# Collegiate Bridle



## aidybex (23 March 2009)

Bit of a moan - I purchased a collegiate bridle last november, in cob which fitted fine except the browband. The people I bought it from couldn't swap the browband for full so I had to replace it with full size. Now it has all stretched, it has a crank noseband which I've had to punch extra holes in, one rein has stretched more then the other (i know, that means I favour one more than the other). The cheek pieces are on the top hole anyway. This is only 4 months down the line, it wasn't cheap. I emailed the company who I bought it from, they've spoken to the manufacturer who say "Good leather should stretch" - well I wish someone told me as I'd have saved myself some pennies and bought a cheap crappy one that doesn't stretch........I'm now worried how much longer this bridle will last me for........I got enough ear ache from the OH for buying this one  
	
	
		
		
	


	




 Sorry moan over - now off to slimming world wood dee doo!! So no wine


----------



## MrsMozart (23 March 2009)

A bridle shouldn't stretch! It's not fit for purpose and of merchantable quality. Tell the shop you bought it from that you want to return it 
	
	
		
		
	


	




.


----------



## Jay89 (23 March 2009)

Uh oh!! I just brought one of them type bridles :s!!


----------



## black_horse (23 March 2009)

:S cheap leather, cheap bridle.


----------



## Donkeymad (23 March 2009)

Unfortunately their 'good leather' is not actually 'good leather'


----------



## Damnation (24 March 2009)

I steer clear of Collegiate admittedly.. 
	
	
		
		
	


	




  I had a saddle of theirs I didn't like and then I bought a pair of stirrup leathers from them. They stretched after a week perhaps? (4, maybe 5 uses) It wasn't just a little bit either, it was a good half a hole stretch! My friend bought collegiate stirrup leathers and had the exact same problem, they stretched almost immidiately.. it doesn't surprise me that the bridle has stretched, I would be sending it back with a strongly worded letter..


----------



## PapaFrita (24 March 2009)

▶ **Record list**
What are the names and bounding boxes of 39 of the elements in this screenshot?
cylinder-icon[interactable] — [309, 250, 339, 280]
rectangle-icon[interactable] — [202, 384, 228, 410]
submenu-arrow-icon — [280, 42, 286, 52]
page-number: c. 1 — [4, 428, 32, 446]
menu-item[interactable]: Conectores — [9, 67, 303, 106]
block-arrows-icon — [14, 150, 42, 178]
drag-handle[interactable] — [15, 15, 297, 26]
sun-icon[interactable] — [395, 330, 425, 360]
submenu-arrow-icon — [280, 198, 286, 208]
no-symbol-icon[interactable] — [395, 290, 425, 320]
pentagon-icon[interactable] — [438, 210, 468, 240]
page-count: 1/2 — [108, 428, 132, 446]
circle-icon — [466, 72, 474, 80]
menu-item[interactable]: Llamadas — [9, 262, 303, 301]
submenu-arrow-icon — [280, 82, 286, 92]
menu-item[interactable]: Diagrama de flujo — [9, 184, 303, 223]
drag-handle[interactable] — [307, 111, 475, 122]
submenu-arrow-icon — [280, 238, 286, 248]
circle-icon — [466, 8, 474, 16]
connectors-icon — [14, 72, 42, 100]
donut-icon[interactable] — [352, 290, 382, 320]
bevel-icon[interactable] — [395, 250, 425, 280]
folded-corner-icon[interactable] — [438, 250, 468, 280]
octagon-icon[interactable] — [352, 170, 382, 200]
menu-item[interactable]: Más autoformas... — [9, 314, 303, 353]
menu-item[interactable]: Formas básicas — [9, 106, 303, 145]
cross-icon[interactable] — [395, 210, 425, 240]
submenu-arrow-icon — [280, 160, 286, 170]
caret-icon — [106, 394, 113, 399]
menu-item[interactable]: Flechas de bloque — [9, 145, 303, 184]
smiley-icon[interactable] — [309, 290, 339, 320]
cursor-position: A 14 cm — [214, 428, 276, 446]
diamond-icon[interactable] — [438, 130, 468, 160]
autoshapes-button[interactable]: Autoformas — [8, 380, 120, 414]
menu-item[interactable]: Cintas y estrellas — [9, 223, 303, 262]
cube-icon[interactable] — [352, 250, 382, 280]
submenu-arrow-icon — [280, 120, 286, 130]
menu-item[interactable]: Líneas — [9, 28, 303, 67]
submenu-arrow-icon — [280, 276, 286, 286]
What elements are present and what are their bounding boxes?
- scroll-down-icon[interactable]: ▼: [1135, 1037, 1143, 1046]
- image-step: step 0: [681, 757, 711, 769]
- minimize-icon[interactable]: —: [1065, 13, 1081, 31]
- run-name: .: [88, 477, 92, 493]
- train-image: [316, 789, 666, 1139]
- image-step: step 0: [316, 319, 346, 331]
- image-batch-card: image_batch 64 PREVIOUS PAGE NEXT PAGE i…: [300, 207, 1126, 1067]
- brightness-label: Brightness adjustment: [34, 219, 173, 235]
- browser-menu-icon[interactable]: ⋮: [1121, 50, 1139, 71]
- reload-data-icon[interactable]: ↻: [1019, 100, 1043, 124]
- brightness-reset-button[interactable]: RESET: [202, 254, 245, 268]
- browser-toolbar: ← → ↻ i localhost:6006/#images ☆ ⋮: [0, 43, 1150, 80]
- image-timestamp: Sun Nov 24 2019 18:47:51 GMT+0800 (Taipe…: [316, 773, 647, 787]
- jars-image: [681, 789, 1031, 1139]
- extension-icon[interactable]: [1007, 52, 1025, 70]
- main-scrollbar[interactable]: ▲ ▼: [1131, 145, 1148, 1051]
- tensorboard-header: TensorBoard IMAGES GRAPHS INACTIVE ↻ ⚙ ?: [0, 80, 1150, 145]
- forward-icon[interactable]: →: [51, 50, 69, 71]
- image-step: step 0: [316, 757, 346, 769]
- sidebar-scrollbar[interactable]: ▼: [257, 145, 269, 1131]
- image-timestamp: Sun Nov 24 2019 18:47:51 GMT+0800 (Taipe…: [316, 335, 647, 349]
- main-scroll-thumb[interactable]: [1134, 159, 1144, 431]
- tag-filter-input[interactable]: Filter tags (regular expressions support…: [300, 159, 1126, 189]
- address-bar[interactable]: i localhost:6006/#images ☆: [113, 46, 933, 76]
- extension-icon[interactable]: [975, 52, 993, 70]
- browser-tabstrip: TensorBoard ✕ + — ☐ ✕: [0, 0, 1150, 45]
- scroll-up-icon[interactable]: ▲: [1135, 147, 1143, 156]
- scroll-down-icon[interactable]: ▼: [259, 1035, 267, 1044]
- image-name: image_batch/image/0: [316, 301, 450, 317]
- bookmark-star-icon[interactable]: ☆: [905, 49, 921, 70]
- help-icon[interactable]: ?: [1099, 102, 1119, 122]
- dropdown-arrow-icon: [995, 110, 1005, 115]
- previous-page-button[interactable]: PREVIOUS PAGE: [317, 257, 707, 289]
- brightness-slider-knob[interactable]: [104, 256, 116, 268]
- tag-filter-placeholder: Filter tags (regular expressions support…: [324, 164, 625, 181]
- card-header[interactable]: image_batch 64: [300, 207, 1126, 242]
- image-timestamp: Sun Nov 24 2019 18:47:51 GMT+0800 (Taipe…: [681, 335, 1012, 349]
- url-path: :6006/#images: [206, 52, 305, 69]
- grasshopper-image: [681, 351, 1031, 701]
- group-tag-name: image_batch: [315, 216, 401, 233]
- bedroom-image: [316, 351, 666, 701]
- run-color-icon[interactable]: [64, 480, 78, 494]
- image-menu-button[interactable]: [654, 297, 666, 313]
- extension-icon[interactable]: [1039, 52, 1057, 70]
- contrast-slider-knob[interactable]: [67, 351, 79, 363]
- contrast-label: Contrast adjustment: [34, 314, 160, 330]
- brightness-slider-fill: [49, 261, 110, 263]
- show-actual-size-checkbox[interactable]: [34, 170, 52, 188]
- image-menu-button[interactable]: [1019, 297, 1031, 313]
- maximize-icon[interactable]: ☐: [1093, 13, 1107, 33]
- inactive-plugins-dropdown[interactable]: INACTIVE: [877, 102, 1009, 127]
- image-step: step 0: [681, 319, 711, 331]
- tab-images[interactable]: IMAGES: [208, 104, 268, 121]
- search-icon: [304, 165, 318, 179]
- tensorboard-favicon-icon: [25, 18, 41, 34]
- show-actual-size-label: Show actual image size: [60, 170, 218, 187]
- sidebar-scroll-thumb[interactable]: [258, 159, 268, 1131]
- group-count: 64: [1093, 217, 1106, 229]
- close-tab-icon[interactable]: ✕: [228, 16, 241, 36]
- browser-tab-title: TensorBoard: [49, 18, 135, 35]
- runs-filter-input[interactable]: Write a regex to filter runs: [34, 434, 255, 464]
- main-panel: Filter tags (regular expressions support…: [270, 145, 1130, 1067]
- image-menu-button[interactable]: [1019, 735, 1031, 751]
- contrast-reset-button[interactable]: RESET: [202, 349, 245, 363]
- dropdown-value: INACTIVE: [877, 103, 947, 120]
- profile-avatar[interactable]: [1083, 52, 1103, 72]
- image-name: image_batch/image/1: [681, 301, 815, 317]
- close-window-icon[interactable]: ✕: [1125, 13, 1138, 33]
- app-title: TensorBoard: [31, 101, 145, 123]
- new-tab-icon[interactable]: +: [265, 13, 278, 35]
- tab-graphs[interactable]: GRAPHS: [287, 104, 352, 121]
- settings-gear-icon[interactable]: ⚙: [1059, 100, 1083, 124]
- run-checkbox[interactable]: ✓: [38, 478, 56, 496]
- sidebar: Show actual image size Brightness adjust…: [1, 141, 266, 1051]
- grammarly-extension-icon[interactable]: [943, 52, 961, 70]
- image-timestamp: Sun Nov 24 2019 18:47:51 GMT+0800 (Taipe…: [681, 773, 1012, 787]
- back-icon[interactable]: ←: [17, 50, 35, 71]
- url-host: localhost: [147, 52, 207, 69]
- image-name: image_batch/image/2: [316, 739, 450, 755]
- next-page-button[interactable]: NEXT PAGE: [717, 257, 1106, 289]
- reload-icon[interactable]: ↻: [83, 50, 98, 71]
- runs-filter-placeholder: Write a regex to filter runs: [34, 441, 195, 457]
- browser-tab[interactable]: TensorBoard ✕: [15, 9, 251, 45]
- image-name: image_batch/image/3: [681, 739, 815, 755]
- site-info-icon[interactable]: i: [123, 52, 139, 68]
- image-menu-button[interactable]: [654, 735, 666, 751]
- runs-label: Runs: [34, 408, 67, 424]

▶ **Challenge**
Finish the next part of the forum thread about the stretched Collegiate bridle, beginning with the reply from PapaFrita. The items were taken from a different source than the forum thread.

▶ **The result**
I must only have rubbish bridles then as I've never had one stretch. Sounds like a pretty lame excuse, TBH. I thought Collegiate were pretty good


----------



## WishfulThinker (24 March 2009)

Cheap leather stretches!  I have 2 cheap bridles (as good at breaking stuff) and they have stretched!  With my old horse she  came with the same bridle she had for the past 15 years - it hadnt stretched anywhere near as much as my 2 crap ones have in 2 years - iterally about 1/2 hole stretch on the good leather bridle. 

I am planning on forking out for a decent bridle when he comes back from loan - no more than £100 tho.


----------



## CBAnglo (24 March 2009)

Collegiate tack is really poor quality.  I remember when they brought out their bridle range I went to see it and it was cheap leather and badly put together, and quite expensive for what it was.

I only buy jeffries, stubben, kieffer or albion bridles - that way you know you have a quality bridle, the leather is soft and supple and isnt going to stretch, especially not one side more than the other!


----------



## pennyh (24 March 2009)

i have been using a collegiate crank bridle as my everyday bridle for about the last 10 months , 4-5 times per week &amp; its just fine &amp; cleans up to look good


----------



## sachak (24 March 2009)

i have to echo the majority here... you get what you pay for IMO!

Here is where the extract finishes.